> **Given request**: Write out the entire listing below exactly, with the pictures left out.

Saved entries
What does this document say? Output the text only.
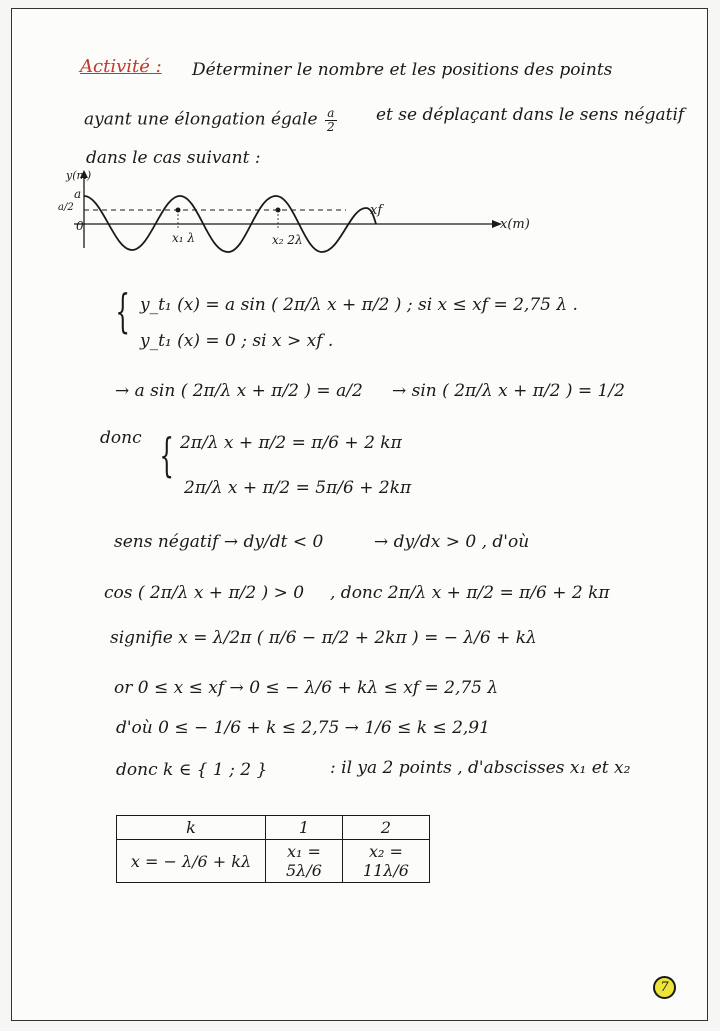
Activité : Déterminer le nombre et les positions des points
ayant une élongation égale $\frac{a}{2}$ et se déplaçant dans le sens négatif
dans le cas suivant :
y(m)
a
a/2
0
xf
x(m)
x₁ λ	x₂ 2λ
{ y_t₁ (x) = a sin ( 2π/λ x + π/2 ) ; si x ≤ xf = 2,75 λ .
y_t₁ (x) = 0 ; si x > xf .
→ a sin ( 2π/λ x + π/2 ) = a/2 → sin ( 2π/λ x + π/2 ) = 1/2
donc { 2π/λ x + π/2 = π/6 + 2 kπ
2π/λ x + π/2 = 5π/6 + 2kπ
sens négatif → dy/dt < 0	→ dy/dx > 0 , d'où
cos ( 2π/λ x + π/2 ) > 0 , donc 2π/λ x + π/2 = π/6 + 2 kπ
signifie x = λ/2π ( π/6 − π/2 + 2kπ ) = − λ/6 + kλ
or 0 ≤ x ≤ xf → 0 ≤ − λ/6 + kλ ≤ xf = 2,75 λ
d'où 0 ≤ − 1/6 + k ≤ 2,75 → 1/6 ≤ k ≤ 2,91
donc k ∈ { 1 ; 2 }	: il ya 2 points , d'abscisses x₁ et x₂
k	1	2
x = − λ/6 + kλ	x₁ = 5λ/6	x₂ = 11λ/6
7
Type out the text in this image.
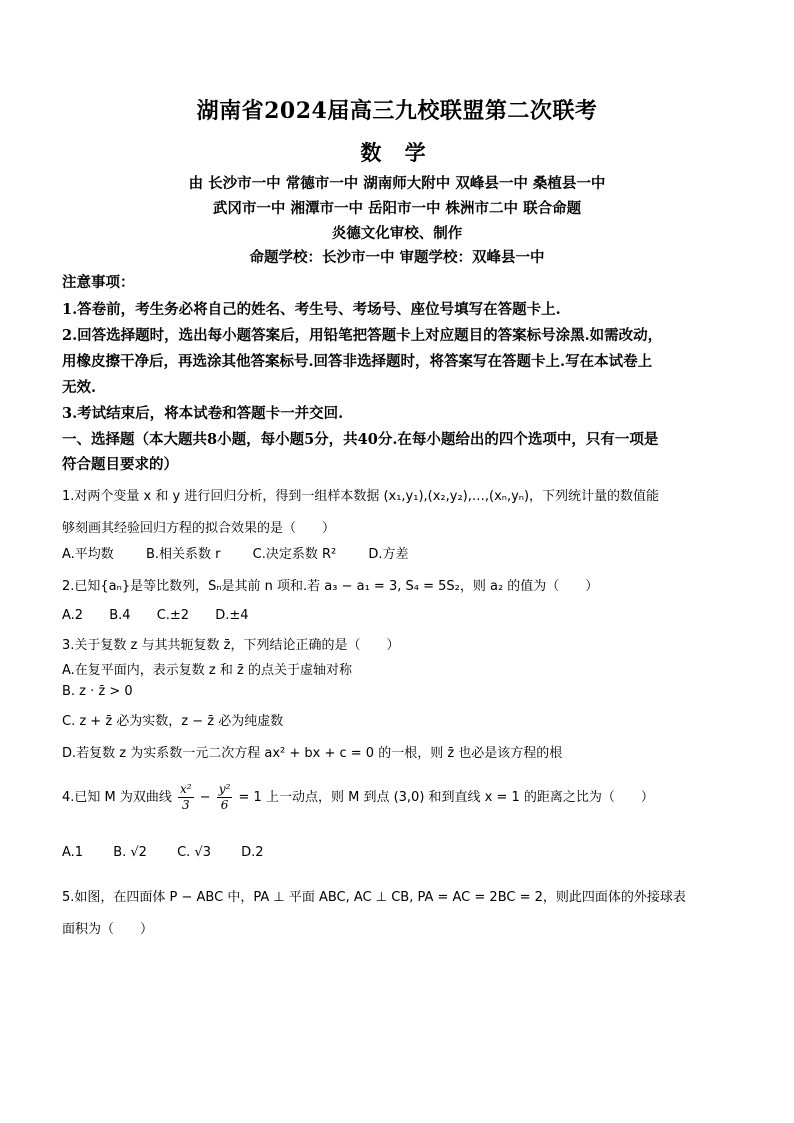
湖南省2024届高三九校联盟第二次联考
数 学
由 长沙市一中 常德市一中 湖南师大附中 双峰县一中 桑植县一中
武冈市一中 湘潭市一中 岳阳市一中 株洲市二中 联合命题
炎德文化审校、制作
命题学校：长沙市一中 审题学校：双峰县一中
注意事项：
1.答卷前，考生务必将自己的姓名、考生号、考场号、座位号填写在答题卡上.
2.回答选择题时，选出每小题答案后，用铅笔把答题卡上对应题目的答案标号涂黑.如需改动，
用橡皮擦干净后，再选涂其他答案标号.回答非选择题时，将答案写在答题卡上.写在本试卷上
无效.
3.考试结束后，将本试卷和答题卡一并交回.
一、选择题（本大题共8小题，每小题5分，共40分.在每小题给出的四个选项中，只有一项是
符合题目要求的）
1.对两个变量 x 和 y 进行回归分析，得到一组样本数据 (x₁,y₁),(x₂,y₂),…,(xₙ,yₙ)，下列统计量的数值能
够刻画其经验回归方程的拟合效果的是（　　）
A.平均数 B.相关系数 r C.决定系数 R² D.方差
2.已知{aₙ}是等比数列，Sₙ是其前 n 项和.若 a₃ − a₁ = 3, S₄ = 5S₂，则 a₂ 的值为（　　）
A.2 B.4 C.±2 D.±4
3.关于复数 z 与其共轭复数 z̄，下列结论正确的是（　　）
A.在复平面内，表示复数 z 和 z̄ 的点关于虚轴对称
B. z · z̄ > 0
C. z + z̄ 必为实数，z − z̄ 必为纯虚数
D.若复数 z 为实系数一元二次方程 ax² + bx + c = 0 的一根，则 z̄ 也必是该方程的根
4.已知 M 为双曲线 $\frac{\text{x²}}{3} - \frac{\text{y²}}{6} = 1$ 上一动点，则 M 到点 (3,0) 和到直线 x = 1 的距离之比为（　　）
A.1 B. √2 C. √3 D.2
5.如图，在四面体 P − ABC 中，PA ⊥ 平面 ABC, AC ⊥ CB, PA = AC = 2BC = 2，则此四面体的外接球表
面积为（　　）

> **Full answer**:
What does this document say? Output the text only.
Activité : Déterminer le nombre et les positions des points
ayant une élongation égale $\frac{a}{2}$ et se déplaçant dans le sens négatif
dans le cas suivant :
y(m)
a
a/2
0
xf
x(m)
x₁ λ	x₂ 2λ
{ y_t₁ (x) = a sin ( 2π/λ x + π/2 ) ; si x ≤ xf = 2,75 λ .
y_t₁ (x) = 0 ; si x > xf .
→ a sin ( 2π/λ x + π/2 ) = a/2 → sin ( 2π/λ x + π/2 ) = 1/2
donc { 2π/λ x + π/2 = π/6 + 2 kπ
2π/λ x + π/2 = 5π/6 + 2kπ
sens négatif → dy/dt < 0	→ dy/dx > 0 , d'où
cos ( 2π/λ x + π/2 ) > 0 , donc 2π/λ x + π/2 = π/6 + 2 kπ
signifie x = λ/2π ( π/6 − π/2 + 2kπ ) = − λ/6 + kλ
or 0 ≤ x ≤ xf → 0 ≤ − λ/6 + kλ ≤ xf = 2,75 λ
d'où 0 ≤ − 1/6 + k ≤ 2,75 → 1/6 ≤ k ≤ 2,91
donc k ∈ { 1 ; 2 }	: il ya 2 points , d'abscisses x₁ et x₂
k	1	2
x = − λ/6 + kλ	x₁ = 5λ/6	x₂ = 11λ/6
7
Type out the text in this image.
湖南省2024届高三九校联盟第二次联考
数 学
由 长沙市一中 常德市一中 湖南师大附中 双峰县一中 桑植县一中
武冈市一中 湘潭市一中 岳阳市一中 株洲市二中 联合命题
炎德文化审校、制作
命题学校：长沙市一中 审题学校：双峰县一中
注意事项：
1.答卷前，考生务必将自己的姓名、考生号、考场号、座位号填写在答题卡上.
2.回答选择题时，选出每小题答案后，用铅笔把答题卡上对应题目的答案标号涂黑.如需改动，
用橡皮擦干净后，再选涂其他答案标号.回答非选择题时，将答案写在答题卡上.写在本试卷上
无效.
3.考试结束后，将本试卷和答题卡一并交回.
一、选择题（本大题共8小题，每小题5分，共40分.在每小题给出的四个选项中，只有一项是
符合题目要求的）
1.对两个变量 x 和 y 进行回归分析，得到一组样本数据 (x₁,y₁),(x₂,y₂),…,(xₙ,yₙ)，下列统计量的数值能
够刻画其经验回归方程的拟合效果的是（　　）
A.平均数 B.相关系数 r C.决定系数 R² D.方差
2.已知{aₙ}是等比数列，Sₙ是其前 n 项和.若 a₃ − a₁ = 3, S₄ = 5S₂，则 a₂ 的值为（　　）
A.2 B.4 C.±2 D.±4
3.关于复数 z 与其共轭复数 z̄，下列结论正确的是（　　）
A.在复平面内，表示复数 z 和 z̄ 的点关于虚轴对称
B. z · z̄ > 0
C. z + z̄ 必为实数，z − z̄ 必为纯虚数
D.若复数 z 为实系数一元二次方程 ax² + bx + c = 0 的一根，则 z̄ 也必是该方程的根
4.已知 M 为双曲线 $\frac{\text{x²}}{3} - \frac{\text{y²}}{6} = 1$ 上一动点，则 M 到点 (3,0) 和到直线 x = 1 的距离之比为（　　）
A.1 B. √2 C. √3 D.2
5.如图，在四面体 P − ABC 中，PA ⊥ 平面 ABC, AC ⊥ CB, PA = AC = 2BC = 2，则此四面体的外接球表
面积为（　　）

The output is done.